§ STATED TASK:
Tally the lines in the records underneath that contain the string "this", and state the figure by itself.

§ RECORD SET:

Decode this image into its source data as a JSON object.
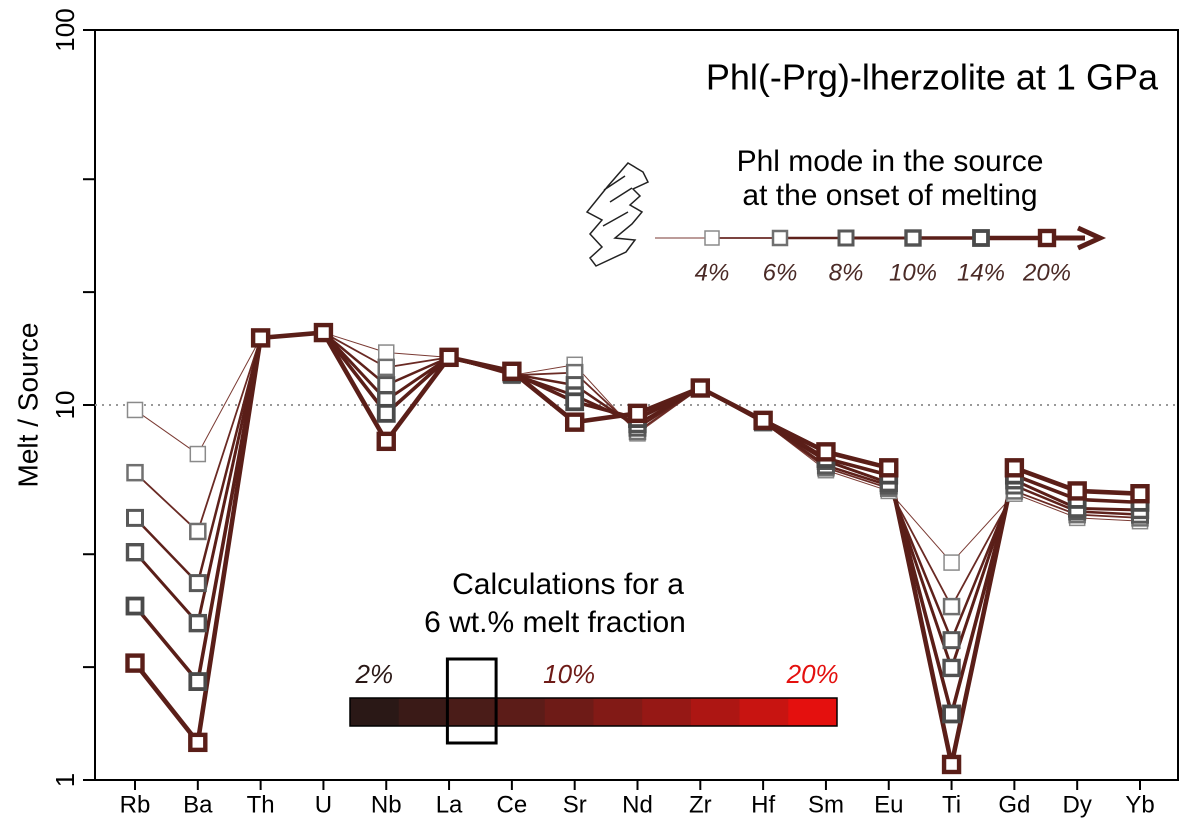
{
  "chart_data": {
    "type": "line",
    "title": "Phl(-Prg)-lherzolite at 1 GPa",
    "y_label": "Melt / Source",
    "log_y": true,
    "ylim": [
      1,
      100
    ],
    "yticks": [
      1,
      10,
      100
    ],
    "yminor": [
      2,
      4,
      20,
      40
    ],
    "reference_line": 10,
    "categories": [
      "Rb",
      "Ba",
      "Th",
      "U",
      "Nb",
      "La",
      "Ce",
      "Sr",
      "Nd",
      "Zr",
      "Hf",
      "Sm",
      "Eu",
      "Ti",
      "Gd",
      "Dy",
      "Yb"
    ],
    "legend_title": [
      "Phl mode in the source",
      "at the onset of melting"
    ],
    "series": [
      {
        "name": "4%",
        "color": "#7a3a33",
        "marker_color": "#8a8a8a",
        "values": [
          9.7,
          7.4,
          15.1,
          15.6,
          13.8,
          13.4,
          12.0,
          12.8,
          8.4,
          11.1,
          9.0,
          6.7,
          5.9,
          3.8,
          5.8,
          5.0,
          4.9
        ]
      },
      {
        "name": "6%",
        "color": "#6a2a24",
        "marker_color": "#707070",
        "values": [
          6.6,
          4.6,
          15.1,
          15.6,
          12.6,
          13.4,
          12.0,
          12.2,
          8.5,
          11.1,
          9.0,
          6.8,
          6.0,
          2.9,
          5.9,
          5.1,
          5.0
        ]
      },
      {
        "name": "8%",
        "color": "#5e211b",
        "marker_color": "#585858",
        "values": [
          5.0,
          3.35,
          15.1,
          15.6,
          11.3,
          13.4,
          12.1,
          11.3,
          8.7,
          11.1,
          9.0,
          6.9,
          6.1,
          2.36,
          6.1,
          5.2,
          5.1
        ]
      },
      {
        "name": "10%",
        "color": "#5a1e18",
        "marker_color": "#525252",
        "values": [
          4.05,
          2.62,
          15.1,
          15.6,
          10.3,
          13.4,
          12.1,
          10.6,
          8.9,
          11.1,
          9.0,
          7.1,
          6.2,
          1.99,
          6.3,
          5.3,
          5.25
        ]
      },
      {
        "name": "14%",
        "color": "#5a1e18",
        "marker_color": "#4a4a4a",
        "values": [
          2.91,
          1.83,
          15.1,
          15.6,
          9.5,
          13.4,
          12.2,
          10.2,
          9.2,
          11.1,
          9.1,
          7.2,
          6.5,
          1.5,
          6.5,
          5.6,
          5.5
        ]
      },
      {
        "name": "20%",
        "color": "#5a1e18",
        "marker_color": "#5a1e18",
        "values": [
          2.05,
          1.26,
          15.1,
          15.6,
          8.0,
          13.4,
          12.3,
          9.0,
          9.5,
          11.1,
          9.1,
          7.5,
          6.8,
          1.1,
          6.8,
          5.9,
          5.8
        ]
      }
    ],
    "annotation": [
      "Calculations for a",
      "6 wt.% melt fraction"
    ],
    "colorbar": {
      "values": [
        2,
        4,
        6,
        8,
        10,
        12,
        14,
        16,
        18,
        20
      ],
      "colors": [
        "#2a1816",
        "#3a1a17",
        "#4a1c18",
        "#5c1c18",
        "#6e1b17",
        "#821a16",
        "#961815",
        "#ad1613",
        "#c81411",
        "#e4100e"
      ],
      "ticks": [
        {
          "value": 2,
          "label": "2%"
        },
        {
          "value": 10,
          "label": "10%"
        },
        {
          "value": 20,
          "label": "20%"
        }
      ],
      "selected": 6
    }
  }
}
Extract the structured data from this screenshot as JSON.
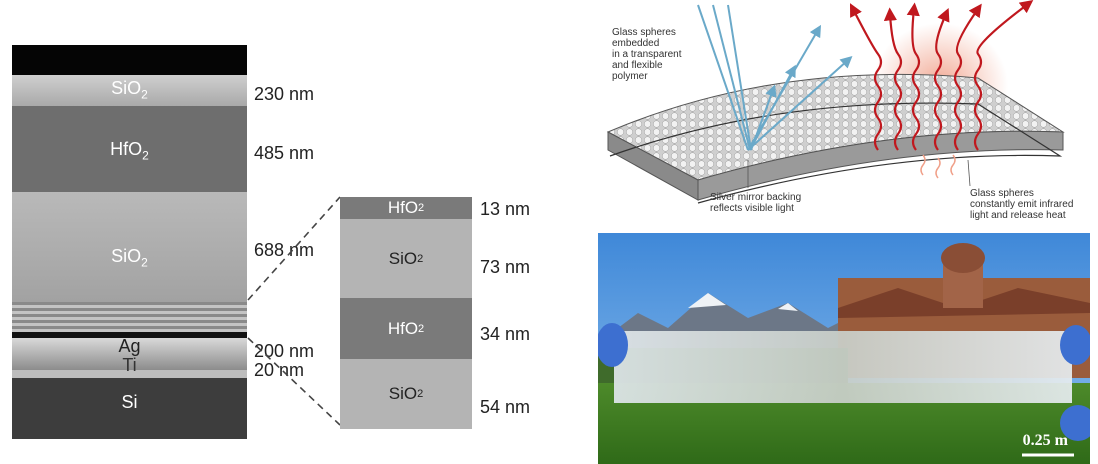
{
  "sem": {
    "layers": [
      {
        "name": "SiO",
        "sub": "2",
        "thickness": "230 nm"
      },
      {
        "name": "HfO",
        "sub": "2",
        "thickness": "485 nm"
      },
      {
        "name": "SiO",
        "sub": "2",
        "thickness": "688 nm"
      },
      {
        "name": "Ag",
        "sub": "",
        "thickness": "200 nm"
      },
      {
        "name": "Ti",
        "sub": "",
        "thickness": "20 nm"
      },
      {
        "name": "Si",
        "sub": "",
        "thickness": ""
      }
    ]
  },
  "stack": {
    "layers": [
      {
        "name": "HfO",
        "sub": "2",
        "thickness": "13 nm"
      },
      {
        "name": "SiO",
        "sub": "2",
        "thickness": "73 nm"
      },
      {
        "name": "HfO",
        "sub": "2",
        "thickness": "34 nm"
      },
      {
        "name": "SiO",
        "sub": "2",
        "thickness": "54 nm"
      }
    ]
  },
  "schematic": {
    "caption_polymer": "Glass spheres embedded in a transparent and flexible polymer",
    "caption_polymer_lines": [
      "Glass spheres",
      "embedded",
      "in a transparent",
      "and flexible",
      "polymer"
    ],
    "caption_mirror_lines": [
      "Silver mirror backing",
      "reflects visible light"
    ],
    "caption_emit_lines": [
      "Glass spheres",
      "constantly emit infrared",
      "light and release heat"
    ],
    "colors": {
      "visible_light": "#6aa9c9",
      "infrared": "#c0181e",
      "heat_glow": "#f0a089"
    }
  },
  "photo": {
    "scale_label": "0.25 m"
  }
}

§ TASK ANSWER:
2